** begin Listing **

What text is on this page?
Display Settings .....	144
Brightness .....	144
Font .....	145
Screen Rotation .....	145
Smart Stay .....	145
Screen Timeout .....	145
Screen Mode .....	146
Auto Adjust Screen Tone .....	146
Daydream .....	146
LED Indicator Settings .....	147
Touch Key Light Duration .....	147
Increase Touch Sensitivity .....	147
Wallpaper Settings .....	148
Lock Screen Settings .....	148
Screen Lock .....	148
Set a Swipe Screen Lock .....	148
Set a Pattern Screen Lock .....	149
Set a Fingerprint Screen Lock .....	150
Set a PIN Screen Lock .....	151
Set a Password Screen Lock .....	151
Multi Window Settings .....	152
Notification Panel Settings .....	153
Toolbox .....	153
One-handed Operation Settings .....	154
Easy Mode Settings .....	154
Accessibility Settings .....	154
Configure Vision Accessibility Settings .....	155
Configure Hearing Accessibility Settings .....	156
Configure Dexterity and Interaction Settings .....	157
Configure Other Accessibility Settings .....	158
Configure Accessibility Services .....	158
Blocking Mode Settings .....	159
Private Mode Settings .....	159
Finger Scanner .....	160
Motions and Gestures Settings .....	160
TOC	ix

** end Listing **

■ **What this task involves**
Repeat all of the entries exactly.

■ **Solved problem**
What text is on this page?
Display Settings .....	144
Brightness .....	144
Font .....	145
Screen Rotation .....	145
Smart Stay .....	145
Screen Timeout .....	145
Screen Mode .....	146
Auto Adjust Screen Tone .....	146
Daydream .....	146
LED Indicator Settings .....	147
Touch Key Light Duration .....	147
Increase Touch Sensitivity .....	147
Wallpaper Settings .....	148
Lock Screen Settings .....	148
Screen Lock .....	148
Set a Swipe Screen Lock .....	148
Set a Pattern Screen Lock .....	149
Set a Fingerprint Screen Lock .....	150
Set a PIN Screen Lock .....	151
Set a Password Screen Lock .....	151
Multi Window Settings .....	152
Notification Panel Settings .....	153
Toolbox .....	153
One-handed Operation Settings .....	154
Easy Mode Settings .....	154
Accessibility Settings .....	154
Configure Vision Accessibility Settings .....	155
Configure Hearing Accessibility Settings .....	156
Configure Dexterity and Interaction Settings .....	157
Configure Other Accessibility Settings .....	158
Configure Accessibility Services .....	158
Blocking Mode Settings .....	159
Private Mode Settings .....	159
Finger Scanner .....	160
Motions and Gestures Settings .....	160
TOC	ix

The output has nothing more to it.